» **Task goal**
State the number of lines where "propozițiile" appears. Add nothing else.

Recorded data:
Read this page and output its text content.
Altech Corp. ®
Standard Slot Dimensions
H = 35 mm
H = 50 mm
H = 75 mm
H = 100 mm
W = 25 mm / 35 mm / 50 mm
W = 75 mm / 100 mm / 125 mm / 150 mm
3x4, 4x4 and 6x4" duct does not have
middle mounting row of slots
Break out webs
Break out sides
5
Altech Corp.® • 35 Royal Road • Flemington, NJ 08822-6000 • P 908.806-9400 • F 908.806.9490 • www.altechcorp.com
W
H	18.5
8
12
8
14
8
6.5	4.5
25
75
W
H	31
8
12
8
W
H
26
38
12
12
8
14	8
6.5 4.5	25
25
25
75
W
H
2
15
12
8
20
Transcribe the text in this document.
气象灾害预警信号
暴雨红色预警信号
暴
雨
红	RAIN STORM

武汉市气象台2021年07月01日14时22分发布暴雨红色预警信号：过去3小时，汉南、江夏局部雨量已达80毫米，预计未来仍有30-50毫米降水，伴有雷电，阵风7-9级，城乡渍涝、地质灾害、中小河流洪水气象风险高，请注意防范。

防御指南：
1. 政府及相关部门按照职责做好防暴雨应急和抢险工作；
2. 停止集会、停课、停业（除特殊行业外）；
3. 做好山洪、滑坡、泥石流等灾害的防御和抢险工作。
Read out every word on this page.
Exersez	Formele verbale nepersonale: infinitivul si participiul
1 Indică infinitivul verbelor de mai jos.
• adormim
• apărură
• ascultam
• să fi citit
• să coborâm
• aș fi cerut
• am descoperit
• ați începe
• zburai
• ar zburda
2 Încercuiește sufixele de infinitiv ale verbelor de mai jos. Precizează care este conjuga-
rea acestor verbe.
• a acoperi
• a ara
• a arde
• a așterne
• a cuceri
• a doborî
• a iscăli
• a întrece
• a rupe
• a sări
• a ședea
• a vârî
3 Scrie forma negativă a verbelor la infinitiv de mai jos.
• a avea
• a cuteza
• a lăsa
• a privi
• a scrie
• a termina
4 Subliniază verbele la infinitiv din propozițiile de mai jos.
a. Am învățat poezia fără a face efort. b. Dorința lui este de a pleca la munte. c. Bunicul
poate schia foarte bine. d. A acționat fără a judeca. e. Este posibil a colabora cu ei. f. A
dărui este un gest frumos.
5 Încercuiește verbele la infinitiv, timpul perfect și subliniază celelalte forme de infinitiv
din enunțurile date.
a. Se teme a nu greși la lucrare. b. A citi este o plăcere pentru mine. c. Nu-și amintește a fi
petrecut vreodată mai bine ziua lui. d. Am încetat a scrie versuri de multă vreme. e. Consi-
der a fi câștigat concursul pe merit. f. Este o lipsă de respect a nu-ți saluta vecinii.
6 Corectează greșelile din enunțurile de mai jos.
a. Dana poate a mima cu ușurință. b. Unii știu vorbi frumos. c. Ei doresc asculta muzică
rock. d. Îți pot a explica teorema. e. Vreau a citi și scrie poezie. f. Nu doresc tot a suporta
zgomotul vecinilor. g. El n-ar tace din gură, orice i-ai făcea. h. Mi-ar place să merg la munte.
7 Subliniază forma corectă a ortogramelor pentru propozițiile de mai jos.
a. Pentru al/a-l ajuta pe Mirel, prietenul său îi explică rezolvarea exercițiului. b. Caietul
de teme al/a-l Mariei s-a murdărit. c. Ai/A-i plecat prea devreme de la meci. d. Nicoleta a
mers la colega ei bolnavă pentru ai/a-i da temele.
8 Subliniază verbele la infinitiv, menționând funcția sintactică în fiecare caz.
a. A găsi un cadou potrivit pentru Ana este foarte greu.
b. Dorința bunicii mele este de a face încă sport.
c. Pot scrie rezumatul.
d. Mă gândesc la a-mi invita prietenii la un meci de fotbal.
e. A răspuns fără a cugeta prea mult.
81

» **Written solution**
2